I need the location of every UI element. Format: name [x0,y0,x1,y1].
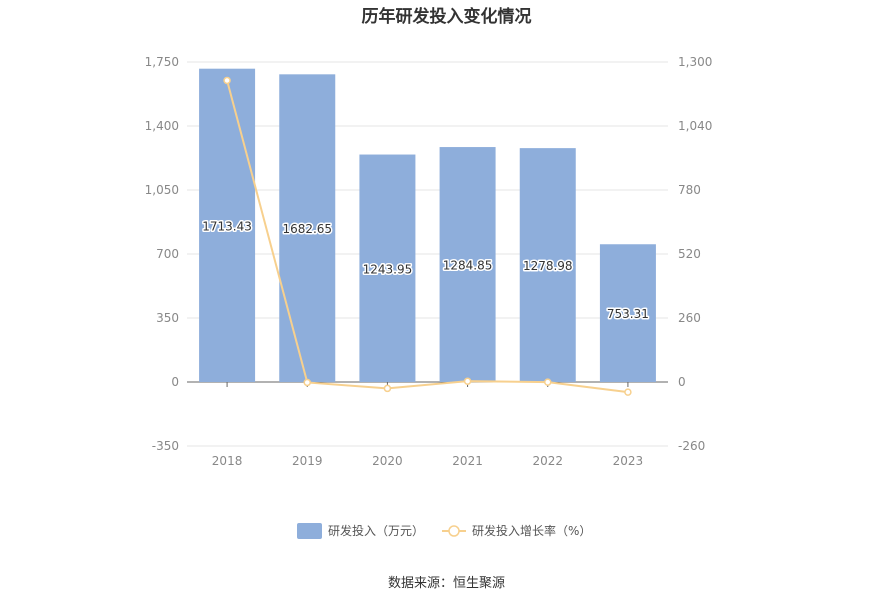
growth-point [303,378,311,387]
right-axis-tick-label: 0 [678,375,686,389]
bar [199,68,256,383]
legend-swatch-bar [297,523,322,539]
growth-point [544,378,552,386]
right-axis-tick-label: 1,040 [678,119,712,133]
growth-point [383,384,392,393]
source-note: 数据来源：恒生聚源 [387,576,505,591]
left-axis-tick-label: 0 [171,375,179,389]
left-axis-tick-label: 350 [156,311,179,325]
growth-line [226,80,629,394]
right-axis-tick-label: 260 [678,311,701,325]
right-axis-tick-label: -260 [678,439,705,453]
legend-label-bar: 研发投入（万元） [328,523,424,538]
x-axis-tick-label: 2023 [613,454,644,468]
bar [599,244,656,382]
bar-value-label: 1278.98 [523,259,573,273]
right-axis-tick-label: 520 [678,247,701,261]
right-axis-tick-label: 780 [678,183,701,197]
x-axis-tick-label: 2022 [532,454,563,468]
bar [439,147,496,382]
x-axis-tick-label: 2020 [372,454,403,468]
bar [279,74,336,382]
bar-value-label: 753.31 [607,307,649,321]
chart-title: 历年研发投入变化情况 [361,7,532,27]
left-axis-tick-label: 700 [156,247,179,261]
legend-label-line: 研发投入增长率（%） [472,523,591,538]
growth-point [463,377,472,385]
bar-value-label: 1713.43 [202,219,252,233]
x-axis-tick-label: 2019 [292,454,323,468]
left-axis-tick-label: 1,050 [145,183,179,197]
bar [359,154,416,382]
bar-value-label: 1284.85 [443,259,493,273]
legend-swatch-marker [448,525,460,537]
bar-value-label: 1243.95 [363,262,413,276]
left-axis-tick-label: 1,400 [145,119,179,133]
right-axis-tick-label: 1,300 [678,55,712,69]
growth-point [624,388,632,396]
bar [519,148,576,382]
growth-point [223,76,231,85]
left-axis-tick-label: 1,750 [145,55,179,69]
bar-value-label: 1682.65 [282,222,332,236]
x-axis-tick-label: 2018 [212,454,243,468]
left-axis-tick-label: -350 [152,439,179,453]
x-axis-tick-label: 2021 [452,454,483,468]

WHAT THE EXERCISE ASKS: Render every line of the items above as one string in a JSON list, skipping blank lines and leaving out the pictures.

IN RESPONSE:
[
  "I need the location of every UI element. Format: name [x0,y0,x1,y1].",
  "growth-point [303,378,311,387]",
  "right-axis-tick-label: 0 [678,375,686,389]",
  "bar [199,68,256,383]",
  "legend-swatch-bar [297,523,322,539]",
  "growth-point [544,378,552,386]",
  "right-axis-tick-label: 1,040 [678,119,712,133]",
  "growth-point [383,384,392,393]",
  "source-note: 数据来源：恒生聚源 [387,576,505,591]",
  "left-axis-tick-label: 0 [171,375,179,389]",
  "left-axis-tick-label: 350 [156,311,179,325]",
  "growth-line [226,80,629,394]",
  "right-axis-tick-label: 260 [678,311,701,325]",
  "right-axis-tick-label: -260 [678,439,705,453]",
  "legend-label-bar: 研发投入（万元） [328,523,424,538]",
  "x-axis-tick-label: 2023 [613,454,644,468]",
  "bar [599,244,656,382]",
  "bar-value-label: 1278.98 [523,259,573,273]",
  "right-axis-tick-label: 520 [678,247,701,261]",
  "right-axis-tick-label: 780 [678,183,701,197]",
  "x-axis-tick-label: 2022 [532,454,563,468]",
  "bar [439,147,496,382]",
  "x-axis-tick-label: 2020 [372,454,403,468]",
  "bar [279,74,336,382]",
  "bar-value-label: 753.31 [607,307,649,321]",
  "chart-title: 历年研发投入变化情况 [361,7,532,27]",
  "left-axis-tick-label: 700 [156,247,179,261]",
  "legend-label-line: 研发投入增长率（%） [472,523,591,538]",
  "growth-point [463,377,472,385]",
  "bar-value-label: 1713.43 [202,219,252,233]",
  "x-axis-tick-label: 2019 [292,454,323,468]",
  "left-axis-tick-label: 1,050 [145,183,179,197]",
  "bar [359,154,416,382]",
  "bar-value-label: 1284.85 [443,259,493,273]",
  "legend-swatch-marker [448,525,460,537]",
  "bar-value-label: 1243.95 [363,262,413,276]",
  "left-axis-tick-label: 1,400 [145,119,179,133]",
  "right-axis-tick-label: 1,300 [678,55,712,69]",
  "growth-point [624,388,632,396]",
  "bar [519,148,576,382]",
  "growth-point [223,76,231,85]",
  "left-axis-tick-label: 1,750 [145,55,179,69]",
  "bar-value-label: 1682.65 [282,222,332,236]",
  "x-axis-tick-label: 2018 [212,454,243,468]",
  "left-axis-tick-label: -350 [152,439,179,453]",
  "x-axis-tick-label: 2021 [452,454,483,468]"
]